**WRITTEN TASK:**
Convert these items into a Markdown table with the columns "Row" and "Item line," assigning a row number to each line and omitting any blank lines.

___ DATA TO USE ___

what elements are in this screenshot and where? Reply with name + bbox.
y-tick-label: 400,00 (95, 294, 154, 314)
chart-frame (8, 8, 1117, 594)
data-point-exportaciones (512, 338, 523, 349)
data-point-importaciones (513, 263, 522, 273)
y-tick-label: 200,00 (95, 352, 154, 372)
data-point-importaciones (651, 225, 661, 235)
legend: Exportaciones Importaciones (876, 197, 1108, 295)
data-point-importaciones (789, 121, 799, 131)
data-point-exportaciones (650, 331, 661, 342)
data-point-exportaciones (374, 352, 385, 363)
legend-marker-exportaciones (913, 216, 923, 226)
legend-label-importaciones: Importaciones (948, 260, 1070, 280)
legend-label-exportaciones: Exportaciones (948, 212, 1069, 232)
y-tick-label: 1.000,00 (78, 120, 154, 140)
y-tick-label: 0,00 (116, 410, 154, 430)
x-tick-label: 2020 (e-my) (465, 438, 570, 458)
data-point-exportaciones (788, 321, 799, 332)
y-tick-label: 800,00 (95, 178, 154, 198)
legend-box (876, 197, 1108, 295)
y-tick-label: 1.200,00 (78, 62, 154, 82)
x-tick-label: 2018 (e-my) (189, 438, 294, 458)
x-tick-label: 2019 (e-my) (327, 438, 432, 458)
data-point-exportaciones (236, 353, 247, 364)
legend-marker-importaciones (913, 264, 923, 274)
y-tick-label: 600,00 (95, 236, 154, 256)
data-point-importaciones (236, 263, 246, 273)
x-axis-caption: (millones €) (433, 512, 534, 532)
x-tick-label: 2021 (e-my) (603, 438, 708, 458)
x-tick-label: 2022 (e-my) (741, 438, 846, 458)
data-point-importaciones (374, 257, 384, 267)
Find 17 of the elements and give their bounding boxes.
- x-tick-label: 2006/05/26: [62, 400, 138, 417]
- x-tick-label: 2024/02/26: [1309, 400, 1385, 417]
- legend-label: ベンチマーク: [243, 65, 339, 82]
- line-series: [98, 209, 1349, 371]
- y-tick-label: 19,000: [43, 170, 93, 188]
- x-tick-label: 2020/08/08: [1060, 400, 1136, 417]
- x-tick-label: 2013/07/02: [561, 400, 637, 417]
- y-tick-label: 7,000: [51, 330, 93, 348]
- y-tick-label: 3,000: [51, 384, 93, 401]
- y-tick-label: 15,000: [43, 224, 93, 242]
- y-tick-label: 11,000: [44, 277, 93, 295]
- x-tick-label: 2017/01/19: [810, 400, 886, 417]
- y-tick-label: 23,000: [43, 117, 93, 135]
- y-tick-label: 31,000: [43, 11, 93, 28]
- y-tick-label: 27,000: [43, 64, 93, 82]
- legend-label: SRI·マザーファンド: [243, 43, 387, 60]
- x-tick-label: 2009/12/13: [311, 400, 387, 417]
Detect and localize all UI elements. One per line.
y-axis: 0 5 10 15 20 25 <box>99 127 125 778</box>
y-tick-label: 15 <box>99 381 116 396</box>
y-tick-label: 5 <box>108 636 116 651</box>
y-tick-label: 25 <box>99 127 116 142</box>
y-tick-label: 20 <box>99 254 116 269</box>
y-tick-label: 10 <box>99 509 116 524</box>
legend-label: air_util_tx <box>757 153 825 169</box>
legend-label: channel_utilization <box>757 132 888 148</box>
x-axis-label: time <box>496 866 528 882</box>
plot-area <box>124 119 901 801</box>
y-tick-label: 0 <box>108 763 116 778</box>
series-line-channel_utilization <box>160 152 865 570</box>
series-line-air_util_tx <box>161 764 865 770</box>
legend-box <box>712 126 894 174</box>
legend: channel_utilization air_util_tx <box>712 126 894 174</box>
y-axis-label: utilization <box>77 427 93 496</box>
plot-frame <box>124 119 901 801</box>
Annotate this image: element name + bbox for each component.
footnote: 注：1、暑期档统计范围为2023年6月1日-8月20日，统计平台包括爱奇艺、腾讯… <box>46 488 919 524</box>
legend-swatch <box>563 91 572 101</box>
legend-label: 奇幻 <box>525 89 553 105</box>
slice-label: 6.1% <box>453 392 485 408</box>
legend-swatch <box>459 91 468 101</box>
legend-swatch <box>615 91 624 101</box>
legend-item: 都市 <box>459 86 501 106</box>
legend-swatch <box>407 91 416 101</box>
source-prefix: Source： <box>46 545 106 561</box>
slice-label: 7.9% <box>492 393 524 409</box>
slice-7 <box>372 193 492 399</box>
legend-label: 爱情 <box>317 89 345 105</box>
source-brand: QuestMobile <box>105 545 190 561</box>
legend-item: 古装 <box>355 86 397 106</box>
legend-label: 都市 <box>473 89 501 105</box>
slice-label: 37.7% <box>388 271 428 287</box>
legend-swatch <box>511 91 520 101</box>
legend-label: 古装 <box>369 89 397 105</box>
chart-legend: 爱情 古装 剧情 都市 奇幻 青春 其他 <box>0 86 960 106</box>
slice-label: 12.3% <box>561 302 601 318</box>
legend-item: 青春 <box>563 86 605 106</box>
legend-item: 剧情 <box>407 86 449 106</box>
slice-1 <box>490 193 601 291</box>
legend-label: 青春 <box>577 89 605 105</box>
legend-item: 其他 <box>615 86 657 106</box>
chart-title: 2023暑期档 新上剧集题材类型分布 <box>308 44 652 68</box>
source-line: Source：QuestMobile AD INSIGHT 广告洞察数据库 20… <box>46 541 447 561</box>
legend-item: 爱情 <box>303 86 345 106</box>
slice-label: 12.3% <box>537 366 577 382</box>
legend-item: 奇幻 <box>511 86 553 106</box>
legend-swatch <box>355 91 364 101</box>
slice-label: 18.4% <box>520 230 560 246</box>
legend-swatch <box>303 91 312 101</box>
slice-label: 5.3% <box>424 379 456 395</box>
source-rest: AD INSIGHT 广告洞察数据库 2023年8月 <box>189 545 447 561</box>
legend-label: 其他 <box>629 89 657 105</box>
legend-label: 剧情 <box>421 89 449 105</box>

___

**SOLUTION FOR THIS TASK:**
| Row | Item line |
|---|---|
| 1 | what elements are in this screenshot and where? Reply with name + bbox. |
| 2 | y-tick-label: 400,00 (95, 294, 154, 314) |
| 3 | chart-frame (8, 8, 1117, 594) |
| 4 | data-point-exportaciones (512, 338, 523, 349) |
| 5 | data-point-importaciones (513, 263, 522, 273) |
| 6 | y-tick-label: 200,00 (95, 352, 154, 372) |
| 7 | data-point-importaciones (651, 225, 661, 235) |
| 8 | legend: Exportaciones Importaciones (876, 197, 1108, 295) |
| 9 | data-point-importaciones (789, 121, 799, 131) |
| 10 | data-point-exportaciones (650, 331, 661, 342) |
| 11 | data-point-exportaciones (374, 352, 385, 363) |
| 12 | legend-marker-exportaciones (913, 216, 923, 226) |
| 13 | legend-label-importaciones: Importaciones (948, 260, 1070, 280) |
| 14 | legend-label-exportaciones: Exportaciones (948, 212, 1069, 232) |
| 15 | y-tick-label: 1.000,00 (78, 120, 154, 140) |
| 16 | y-tick-label: 0,00 (116, 410, 154, 430) |
| 17 | x-tick-label: 2020 (e-my) (465, 438, 570, 458) |
| 18 | data-point-exportaciones (788, 321, 799, 332) |
| 19 | y-tick-label: 800,00 (95, 178, 154, 198) |
| 20 | legend-box (876, 197, 1108, 295) |
| 21 | y-tick-label: 1.200,00 (78, 62, 154, 82) |
| 22 | x-tick-label: 2018 (e-my) (189, 438, 294, 458) |
| 23 | x-tick-label: 2019 (e-my) (327, 438, 432, 458) |
| 24 | data-point-exportaciones (236, 353, 247, 364) |
| 25 | legend-marker-importaciones (913, 264, 923, 274) |
| 26 | y-tick-label: 600,00 (95, 236, 154, 256) |
| 27 | data-point-importaciones (236, 263, 246, 273) |
| 28 | x-axis-caption: (millones €) (433, 512, 534, 532) |
| 29 | x-tick-label: 2021 (e-my) (603, 438, 708, 458) |
| 30 | x-tick-label: 2022 (e-my) (741, 438, 846, 458) |
| 31 | data-point-importaciones (374, 257, 384, 267) |
| 32 | Find 17 of the elements and give their bounding boxes. |
| 33 | - x-tick-label: 2006/05/26: [62, 400, 138, 417] |
| 34 | - x-tick-label: 2024/02/26: [1309, 400, 1385, 417] |
| 35 | - legend-label: ベンチマーク: [243, 65, 339, 82] |
| 36 | - line-series: [98, 209, 1349, 371] |
| 37 | - y-tick-label: 19,000: [43, 170, 93, 188] |
| 38 | - x-tick-label: 2020/08/08: [1060, 400, 1136, 417] |
| 39 | - x-tick-label: 2013/07/02: [561, 400, 637, 417] |
| 40 | - y-tick-label: 7,000: [51, 330, 93, 348] |
| 41 | - y-tick-label: 3,000: [51, 384, 93, 401] |
| 42 | - y-tick-label: 15,000: [43, 224, 93, 242] |
| 43 | - y-tick-label: 11,000: [44, 277, 93, 295] |
| 44 | - x-tick-label: 2017/01/19: [810, 400, 886, 417] |
| 45 | - y-tick-label: 23,000: [43, 117, 93, 135] |
| 46 | - y-tick-label: 31,000: [43, 11, 93, 28] |
| 47 | - y-tick-label: 27,000: [43, 64, 93, 82] |
| 48 | - legend-label: SRI·マザーファンド: [243, 43, 387, 60] |
| 49 | - x-tick-label: 2009/12/13: [311, 400, 387, 417] |
| 50 | Detect and localize all UI elements. One per line. |
| 51 | y-axis: 0 5 10 15 20 25 <box>99 127 125 778</box> |
| 52 | y-tick-label: 15 <box>99 381 116 396</box> |
| 53 | y-tick-label: 5 <box>108 636 116 651</box> |
| 54 | y-tick-label: 25 <box>99 127 116 142</box> |
| 55 | y-tick-label: 20 <box>99 254 116 269</box> |
| 56 | y-tick-label: 10 <box>99 509 116 524</box> |
| 57 | legend-label: air_util_tx <box>757 153 825 169</box> |
| 58 | legend-label: channel_utilization <box>757 132 888 148</box> |
| 59 | x-axis-label: time <box>496 866 528 882</box> |
| 60 | plot-area <box>124 119 901 801</box> |
| 61 | y-tick-label: 0 <box>108 763 116 778</box> |
| 62 | series-line-channel_utilization <box>160 152 865 570</box> |
| 63 | series-line-air_util_tx <box>161 764 865 770</box> |
| 64 | legend-box <box>712 126 894 174</box> |
| 65 | legend: channel_utilization air_util_tx <box>712 126 894 174</box> |
| 66 | y-axis-label: utilization <box>77 427 93 496</box> |
| 67 | plot-frame <box>124 119 901 801</box> |
| 68 | Annotate this image: element name + bbox for each component. |
| 69 | footnote: 注：1、暑期档统计范围为2023年6月1日-8月20日，统计平台包括爱奇艺、腾讯… <box>46 488 919 524</box> |
| 70 | legend-swatch <box>563 91 572 101</box> |
| 71 | legend-label: 奇幻 <box>525 89 553 105</box> |
| 72 | slice-label: 6.1% <box>453 392 485 408</box> |
| 73 | legend-swatch <box>459 91 468 101</box> |
| 74 | legend-swatch <box>615 91 624 101</box> |
| 75 | legend-item: 都市 <box>459 86 501 106</box> |
| 76 | legend-swatch <box>407 91 416 101</box> |
| 77 | source-prefix: Source： <box>46 545 106 561</box> |
| 78 | slice-label: 7.9% <box>492 393 524 409</box> |
| 79 | slice-7 <box>372 193 492 399</box> |
| 80 | legend-label: 爱情 <box>317 89 345 105</box> |
| 81 | source-brand: QuestMobile <box>105 545 190 561</box> |
| 82 | legend-item: 古装 <box>355 86 397 106</box> |
| 83 | legend-label: 都市 <box>473 89 501 105</box> |
| 84 | slice-label: 37.7% <box>388 271 428 287</box> |
| 85 | legend-swatch <box>511 91 520 101</box> |
| 86 | legend-label: 古装 <box>369 89 397 105</box> |
| 87 | chart-legend: 爱情 古装 剧情 都市 奇幻 青春 其他 <box>0 86 960 106</box> |
| 88 | slice-label: 12.3% <box>561 302 601 318</box> |
| 89 | legend-item: 青春 <box>563 86 605 106</box> |
| 90 | legend-item: 剧情 <box>407 86 449 106</box> |
| 91 | slice-1 <box>490 193 601 291</box> |
| 92 | legend-label: 青春 <box>577 89 605 105</box> |
| 93 | legend-item: 其他 <box>615 86 657 106</box> |
| 94 | chart-title: 2023暑期档 新上剧集题材类型分布 <box>308 44 652 68</box> |
| 95 | source-line: Source：QuestMobile AD INSIGHT 广告洞察数据库 20… <box>46 541 447 561</box> |
| 96 | legend-item: 爱情 <box>303 86 345 106</box> |
| 97 | slice-label: 12.3% <box>537 366 577 382</box> |
| 98 | legend-item: 奇幻 <box>511 86 553 106</box> |
| 99 | legend-swatch <box>355 91 364 101</box> |
| 100 | slice-label: 18.4% <box>520 230 560 246</box> |
| 101 | legend-swatch <box>303 91 312 101</box> |
| 102 | slice-label: 5.3% <box>424 379 456 395</box> |
| 103 | source-rest: AD INSIGHT 广告洞察数据库 2023年8月 <box>189 545 447 561</box> |
| 104 | legend-label: 其他 <box>629 89 657 105</box> |
| 105 | legend-label: 剧情 <box>421 89 449 105</box> |